WORK REQUIRED: Reproduce every one of the rows below verbatim, changing nothing.
— Begin THE DATA —
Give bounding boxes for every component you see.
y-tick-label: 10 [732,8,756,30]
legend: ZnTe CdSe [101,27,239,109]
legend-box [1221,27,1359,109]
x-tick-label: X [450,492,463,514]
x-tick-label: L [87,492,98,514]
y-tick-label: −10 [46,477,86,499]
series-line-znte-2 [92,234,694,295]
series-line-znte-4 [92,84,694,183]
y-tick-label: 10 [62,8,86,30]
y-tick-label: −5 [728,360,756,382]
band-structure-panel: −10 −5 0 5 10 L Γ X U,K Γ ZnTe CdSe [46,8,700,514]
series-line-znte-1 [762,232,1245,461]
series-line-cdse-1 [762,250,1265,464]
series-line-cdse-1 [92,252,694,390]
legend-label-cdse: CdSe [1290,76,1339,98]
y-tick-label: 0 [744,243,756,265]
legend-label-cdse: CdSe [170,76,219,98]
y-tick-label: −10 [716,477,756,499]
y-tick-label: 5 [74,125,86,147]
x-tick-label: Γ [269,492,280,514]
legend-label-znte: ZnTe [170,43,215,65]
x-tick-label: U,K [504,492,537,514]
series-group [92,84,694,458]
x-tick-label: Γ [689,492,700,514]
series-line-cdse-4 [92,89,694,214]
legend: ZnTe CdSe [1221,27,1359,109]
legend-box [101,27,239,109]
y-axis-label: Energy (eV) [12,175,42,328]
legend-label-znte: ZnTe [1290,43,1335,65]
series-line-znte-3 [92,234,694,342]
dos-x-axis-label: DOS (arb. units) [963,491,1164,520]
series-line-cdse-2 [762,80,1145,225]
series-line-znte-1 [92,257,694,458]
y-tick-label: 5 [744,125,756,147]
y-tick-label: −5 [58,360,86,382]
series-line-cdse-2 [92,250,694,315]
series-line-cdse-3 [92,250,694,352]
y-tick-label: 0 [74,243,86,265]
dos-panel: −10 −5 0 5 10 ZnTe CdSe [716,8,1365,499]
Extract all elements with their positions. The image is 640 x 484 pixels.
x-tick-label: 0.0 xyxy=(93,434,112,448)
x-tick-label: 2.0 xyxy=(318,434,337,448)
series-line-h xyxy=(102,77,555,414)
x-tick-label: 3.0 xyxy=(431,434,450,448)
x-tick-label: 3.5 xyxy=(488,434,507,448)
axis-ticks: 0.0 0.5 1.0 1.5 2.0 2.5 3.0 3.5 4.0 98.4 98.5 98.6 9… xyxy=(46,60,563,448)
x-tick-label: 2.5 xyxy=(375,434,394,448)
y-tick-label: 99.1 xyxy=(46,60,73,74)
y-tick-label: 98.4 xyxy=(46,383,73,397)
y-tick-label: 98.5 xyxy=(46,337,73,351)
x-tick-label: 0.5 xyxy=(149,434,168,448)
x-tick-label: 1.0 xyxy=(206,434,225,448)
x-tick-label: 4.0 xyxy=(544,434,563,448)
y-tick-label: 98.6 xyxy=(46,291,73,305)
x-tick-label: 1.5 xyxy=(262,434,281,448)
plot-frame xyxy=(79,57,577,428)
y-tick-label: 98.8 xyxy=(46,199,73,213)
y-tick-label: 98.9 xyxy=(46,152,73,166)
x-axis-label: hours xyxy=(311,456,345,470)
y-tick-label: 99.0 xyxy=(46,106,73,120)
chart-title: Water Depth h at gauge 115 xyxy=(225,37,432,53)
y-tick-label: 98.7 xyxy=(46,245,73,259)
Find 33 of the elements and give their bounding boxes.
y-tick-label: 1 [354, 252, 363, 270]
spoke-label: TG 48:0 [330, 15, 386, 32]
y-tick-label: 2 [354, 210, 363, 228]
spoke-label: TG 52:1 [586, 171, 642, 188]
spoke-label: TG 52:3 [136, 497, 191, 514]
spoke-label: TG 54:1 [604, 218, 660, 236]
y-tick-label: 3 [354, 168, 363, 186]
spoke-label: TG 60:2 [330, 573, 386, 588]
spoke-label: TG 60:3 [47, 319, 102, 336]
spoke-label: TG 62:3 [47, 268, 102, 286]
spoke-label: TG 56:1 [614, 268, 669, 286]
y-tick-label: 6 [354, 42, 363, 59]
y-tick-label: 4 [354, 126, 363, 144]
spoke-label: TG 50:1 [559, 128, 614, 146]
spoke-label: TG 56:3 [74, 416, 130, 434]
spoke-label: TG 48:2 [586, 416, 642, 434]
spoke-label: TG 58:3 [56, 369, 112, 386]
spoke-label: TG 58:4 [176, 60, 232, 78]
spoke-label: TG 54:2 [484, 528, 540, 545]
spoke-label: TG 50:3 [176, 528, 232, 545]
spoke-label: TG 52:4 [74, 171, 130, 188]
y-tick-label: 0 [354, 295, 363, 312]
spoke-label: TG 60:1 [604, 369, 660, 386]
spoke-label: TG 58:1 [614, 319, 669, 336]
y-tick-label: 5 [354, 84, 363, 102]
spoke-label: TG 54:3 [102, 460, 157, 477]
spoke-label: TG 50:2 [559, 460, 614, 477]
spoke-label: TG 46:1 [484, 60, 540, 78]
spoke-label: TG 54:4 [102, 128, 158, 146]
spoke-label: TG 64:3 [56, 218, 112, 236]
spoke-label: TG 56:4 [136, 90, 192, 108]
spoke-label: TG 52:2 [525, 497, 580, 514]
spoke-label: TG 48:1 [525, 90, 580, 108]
— End THE DATA —
EXERCISE RESULT:
Give bounding boxes for every component you see.
y-tick-label: 10 [732,8,756,30]
legend: ZnTe CdSe [101,27,239,109]
legend-box [1221,27,1359,109]
x-tick-label: X [450,492,463,514]
x-tick-label: L [87,492,98,514]
y-tick-label: −10 [46,477,86,499]
series-line-znte-2 [92,234,694,295]
series-line-znte-4 [92,84,694,183]
y-tick-label: 10 [62,8,86,30]
y-tick-label: −5 [728,360,756,382]
band-structure-panel: −10 −5 0 5 10 L Γ X U,K Γ ZnTe CdSe [46,8,700,514]
series-line-znte-1 [762,232,1245,461]
series-line-cdse-1 [762,250,1265,464]
series-line-cdse-1 [92,252,694,390]
legend-label-cdse: CdSe [1290,76,1339,98]
y-tick-label: 0 [744,243,756,265]
legend-label-cdse: CdSe [170,76,219,98]
y-tick-label: −10 [716,477,756,499]
y-tick-label: 5 [74,125,86,147]
x-tick-label: Γ [269,492,280,514]
legend-label-znte: ZnTe [170,43,215,65]
x-tick-label: U,K [504,492,537,514]
series-group [92,84,694,458]
x-tick-label: Γ [689,492,700,514]
series-line-cdse-4 [92,89,694,214]
legend: ZnTe CdSe [1221,27,1359,109]
legend-box [101,27,239,109]
y-axis-label: Energy (eV) [12,175,42,328]
legend-label-znte: ZnTe [1290,43,1335,65]
series-line-znte-3 [92,234,694,342]
dos-x-axis-label: DOS (arb. units) [963,491,1164,520]
series-line-cdse-2 [762,80,1145,225]
series-line-znte-1 [92,257,694,458]
y-tick-label: 5 [744,125,756,147]
y-tick-label: −5 [58,360,86,382]
series-line-cdse-2 [92,250,694,315]
series-line-cdse-3 [92,250,694,352]
y-tick-label: 0 [74,243,86,265]
dos-panel: −10 −5 0 5 10 ZnTe CdSe [716,8,1365,499]
Extract all elements with their positions. The image is 640 x 484 pixels.
x-tick-label: 0.0 xyxy=(93,434,112,448)
x-tick-label: 2.0 xyxy=(318,434,337,448)
series-line-h xyxy=(102,77,555,414)
x-tick-label: 3.0 xyxy=(431,434,450,448)
x-tick-label: 3.5 xyxy=(488,434,507,448)
axis-ticks: 0.0 0.5 1.0 1.5 2.0 2.5 3.0 3.5 4.0 98.4 98.5 98.6 9… xyxy=(46,60,563,448)
x-tick-label: 2.5 xyxy=(375,434,394,448)
y-tick-label: 99.1 xyxy=(46,60,73,74)
y-tick-label: 98.4 xyxy=(46,383,73,397)
y-tick-label: 98.5 xyxy=(46,337,73,351)
x-tick-label: 0.5 xyxy=(149,434,168,448)
x-tick-label: 1.0 xyxy=(206,434,225,448)
x-tick-label: 4.0 xyxy=(544,434,563,448)
y-tick-label: 98.6 xyxy=(46,291,73,305)
x-tick-label: 1.5 xyxy=(262,434,281,448)
plot-frame xyxy=(79,57,577,428)
y-tick-label: 98.8 xyxy=(46,199,73,213)
y-tick-label: 98.9 xyxy=(46,152,73,166)
x-axis-label: hours xyxy=(311,456,345,470)
y-tick-label: 99.0 xyxy=(46,106,73,120)
chart-title: Water Depth h at gauge 115 xyxy=(225,37,432,53)
y-tick-label: 98.7 xyxy=(46,245,73,259)
Find 33 of the elements and give their bounding boxes.
y-tick-label: 1 [354, 252, 363, 270]
spoke-label: TG 48:0 [330, 15, 386, 32]
y-tick-label: 2 [354, 210, 363, 228]
spoke-label: TG 52:1 [586, 171, 642, 188]
spoke-label: TG 52:3 [136, 497, 191, 514]
spoke-label: TG 54:1 [604, 218, 660, 236]
y-tick-label: 3 [354, 168, 363, 186]
spoke-label: TG 60:2 [330, 573, 386, 588]
spoke-label: TG 60:3 [47, 319, 102, 336]
spoke-label: TG 62:3 [47, 268, 102, 286]
spoke-label: TG 56:1 [614, 268, 669, 286]
y-tick-label: 6 [354, 42, 363, 59]
y-tick-label: 4 [354, 126, 363, 144]
spoke-label: TG 50:1 [559, 128, 614, 146]
spoke-label: TG 56:3 [74, 416, 130, 434]
spoke-label: TG 48:2 [586, 416, 642, 434]
spoke-label: TG 58:3 [56, 369, 112, 386]
spoke-label: TG 58:4 [176, 60, 232, 78]
spoke-label: TG 54:2 [484, 528, 540, 545]
spoke-label: TG 50:3 [176, 528, 232, 545]
spoke-label: TG 52:4 [74, 171, 130, 188]
y-tick-label: 0 [354, 295, 363, 312]
spoke-label: TG 60:1 [604, 369, 660, 386]
spoke-label: TG 58:1 [614, 319, 669, 336]
y-tick-label: 5 [354, 84, 363, 102]
spoke-label: TG 54:3 [102, 460, 157, 477]
spoke-label: TG 50:2 [559, 460, 614, 477]
spoke-label: TG 46:1 [484, 60, 540, 78]
spoke-label: TG 54:4 [102, 128, 158, 146]
spoke-label: TG 64:3 [56, 218, 112, 236]
spoke-label: TG 56:4 [136, 90, 192, 108]
spoke-label: TG 52:2 [525, 497, 580, 514]
spoke-label: TG 48:1 [525, 90, 580, 108]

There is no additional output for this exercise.